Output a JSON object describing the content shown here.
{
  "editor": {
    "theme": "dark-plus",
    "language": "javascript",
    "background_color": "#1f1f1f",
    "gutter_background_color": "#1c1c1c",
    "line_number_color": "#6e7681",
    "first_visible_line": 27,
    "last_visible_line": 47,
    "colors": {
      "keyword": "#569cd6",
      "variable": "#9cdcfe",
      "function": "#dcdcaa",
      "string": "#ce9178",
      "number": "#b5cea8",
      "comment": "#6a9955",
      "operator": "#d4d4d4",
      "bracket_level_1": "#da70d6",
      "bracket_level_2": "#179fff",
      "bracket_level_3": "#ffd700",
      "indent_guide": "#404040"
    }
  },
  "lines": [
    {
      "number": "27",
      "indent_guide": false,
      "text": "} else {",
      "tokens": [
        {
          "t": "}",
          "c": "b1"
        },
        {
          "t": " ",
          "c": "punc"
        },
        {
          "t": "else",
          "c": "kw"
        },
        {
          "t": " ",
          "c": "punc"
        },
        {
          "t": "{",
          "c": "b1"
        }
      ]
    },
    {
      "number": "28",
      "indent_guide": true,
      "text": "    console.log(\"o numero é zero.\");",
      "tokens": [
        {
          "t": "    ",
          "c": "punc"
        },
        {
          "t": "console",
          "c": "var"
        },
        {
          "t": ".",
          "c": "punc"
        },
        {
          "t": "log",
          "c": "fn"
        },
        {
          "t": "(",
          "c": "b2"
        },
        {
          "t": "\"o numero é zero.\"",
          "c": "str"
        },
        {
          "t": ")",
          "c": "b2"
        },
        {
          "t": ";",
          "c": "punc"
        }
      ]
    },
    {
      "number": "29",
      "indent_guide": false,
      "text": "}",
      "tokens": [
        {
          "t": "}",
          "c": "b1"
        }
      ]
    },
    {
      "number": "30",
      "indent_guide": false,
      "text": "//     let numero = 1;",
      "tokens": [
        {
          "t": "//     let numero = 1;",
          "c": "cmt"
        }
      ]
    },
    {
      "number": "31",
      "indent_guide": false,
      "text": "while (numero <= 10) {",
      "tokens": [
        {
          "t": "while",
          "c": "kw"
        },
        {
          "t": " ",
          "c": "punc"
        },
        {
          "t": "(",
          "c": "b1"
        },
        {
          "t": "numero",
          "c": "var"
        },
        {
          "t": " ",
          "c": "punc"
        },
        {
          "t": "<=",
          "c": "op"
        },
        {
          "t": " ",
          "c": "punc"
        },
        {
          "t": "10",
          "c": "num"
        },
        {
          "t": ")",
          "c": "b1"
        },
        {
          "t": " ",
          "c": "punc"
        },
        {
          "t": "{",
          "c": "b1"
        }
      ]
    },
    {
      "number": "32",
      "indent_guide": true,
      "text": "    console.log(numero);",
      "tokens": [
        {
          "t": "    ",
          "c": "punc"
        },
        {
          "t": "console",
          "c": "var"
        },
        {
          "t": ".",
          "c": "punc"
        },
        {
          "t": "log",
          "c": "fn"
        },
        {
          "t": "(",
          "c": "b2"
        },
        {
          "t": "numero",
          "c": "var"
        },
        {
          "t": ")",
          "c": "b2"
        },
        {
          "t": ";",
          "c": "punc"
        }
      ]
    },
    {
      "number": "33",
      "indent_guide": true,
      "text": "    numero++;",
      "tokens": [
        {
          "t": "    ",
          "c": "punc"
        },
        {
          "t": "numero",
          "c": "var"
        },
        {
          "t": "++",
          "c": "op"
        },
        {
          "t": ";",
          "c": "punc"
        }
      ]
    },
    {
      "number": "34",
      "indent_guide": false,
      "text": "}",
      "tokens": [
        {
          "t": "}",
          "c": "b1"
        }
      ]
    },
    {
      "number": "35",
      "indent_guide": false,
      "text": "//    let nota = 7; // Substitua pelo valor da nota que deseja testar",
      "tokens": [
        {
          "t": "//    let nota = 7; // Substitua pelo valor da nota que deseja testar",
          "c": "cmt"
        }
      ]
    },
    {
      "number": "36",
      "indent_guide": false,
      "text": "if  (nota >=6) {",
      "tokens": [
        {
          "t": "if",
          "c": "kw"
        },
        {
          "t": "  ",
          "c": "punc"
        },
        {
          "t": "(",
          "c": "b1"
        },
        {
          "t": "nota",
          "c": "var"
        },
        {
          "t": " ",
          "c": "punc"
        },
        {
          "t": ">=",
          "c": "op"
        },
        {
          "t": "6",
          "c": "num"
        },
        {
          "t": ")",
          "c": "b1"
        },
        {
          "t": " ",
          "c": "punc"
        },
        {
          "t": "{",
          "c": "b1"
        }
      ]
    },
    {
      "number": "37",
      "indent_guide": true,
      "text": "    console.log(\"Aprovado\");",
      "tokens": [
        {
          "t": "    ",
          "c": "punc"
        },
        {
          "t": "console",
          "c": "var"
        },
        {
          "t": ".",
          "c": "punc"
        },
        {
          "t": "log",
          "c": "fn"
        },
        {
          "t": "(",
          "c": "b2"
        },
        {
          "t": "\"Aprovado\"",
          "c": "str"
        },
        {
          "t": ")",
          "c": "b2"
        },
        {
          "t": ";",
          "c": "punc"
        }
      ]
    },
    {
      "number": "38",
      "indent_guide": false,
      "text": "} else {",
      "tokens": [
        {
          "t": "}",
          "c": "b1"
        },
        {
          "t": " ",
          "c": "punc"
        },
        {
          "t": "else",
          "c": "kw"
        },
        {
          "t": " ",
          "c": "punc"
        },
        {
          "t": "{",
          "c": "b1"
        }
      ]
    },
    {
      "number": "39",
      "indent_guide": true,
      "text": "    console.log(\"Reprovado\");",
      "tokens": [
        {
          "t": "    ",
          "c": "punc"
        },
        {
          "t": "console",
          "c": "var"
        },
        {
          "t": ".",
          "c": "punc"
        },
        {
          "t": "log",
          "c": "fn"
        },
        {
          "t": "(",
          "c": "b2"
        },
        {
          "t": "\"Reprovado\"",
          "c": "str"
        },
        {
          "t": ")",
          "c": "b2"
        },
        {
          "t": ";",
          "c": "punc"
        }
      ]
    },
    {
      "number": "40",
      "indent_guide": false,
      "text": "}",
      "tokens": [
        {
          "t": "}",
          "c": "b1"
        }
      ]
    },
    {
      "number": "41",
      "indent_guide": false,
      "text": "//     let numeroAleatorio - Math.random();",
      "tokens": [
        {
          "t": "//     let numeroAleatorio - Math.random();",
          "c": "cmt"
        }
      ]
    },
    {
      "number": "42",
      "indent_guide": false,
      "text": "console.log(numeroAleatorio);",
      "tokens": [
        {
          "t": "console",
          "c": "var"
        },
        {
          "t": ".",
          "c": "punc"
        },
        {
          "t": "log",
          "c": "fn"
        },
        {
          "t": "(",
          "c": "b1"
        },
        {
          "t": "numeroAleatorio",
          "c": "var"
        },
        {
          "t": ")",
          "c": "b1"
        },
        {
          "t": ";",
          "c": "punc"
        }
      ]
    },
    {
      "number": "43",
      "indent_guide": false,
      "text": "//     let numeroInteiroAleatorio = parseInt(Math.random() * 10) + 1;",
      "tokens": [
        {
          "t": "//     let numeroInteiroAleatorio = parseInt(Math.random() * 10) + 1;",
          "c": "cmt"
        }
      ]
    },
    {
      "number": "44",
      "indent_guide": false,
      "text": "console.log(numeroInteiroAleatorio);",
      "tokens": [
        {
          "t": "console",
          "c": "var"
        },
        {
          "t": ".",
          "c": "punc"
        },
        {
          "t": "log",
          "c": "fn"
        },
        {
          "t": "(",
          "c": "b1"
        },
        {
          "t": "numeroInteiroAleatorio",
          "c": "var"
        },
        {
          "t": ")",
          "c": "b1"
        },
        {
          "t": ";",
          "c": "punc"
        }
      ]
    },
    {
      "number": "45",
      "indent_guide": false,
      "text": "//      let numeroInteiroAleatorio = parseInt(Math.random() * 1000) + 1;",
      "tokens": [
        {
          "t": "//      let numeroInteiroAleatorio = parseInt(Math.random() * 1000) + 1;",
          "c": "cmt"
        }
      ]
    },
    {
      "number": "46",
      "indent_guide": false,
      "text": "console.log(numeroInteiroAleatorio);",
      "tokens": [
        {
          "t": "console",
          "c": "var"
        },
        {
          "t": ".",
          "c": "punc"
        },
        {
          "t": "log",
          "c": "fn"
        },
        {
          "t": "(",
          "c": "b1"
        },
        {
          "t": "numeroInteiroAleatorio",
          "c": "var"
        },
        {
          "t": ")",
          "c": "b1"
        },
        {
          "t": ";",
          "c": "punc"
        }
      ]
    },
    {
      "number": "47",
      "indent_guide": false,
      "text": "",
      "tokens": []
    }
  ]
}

--

Wherever "Aprovado" shows up in a line, copy that line.

** WRITTEN RESPONSE **
      "text": "    console.log(\"Aprovado\");",
          "t": "\"Aprovado\"",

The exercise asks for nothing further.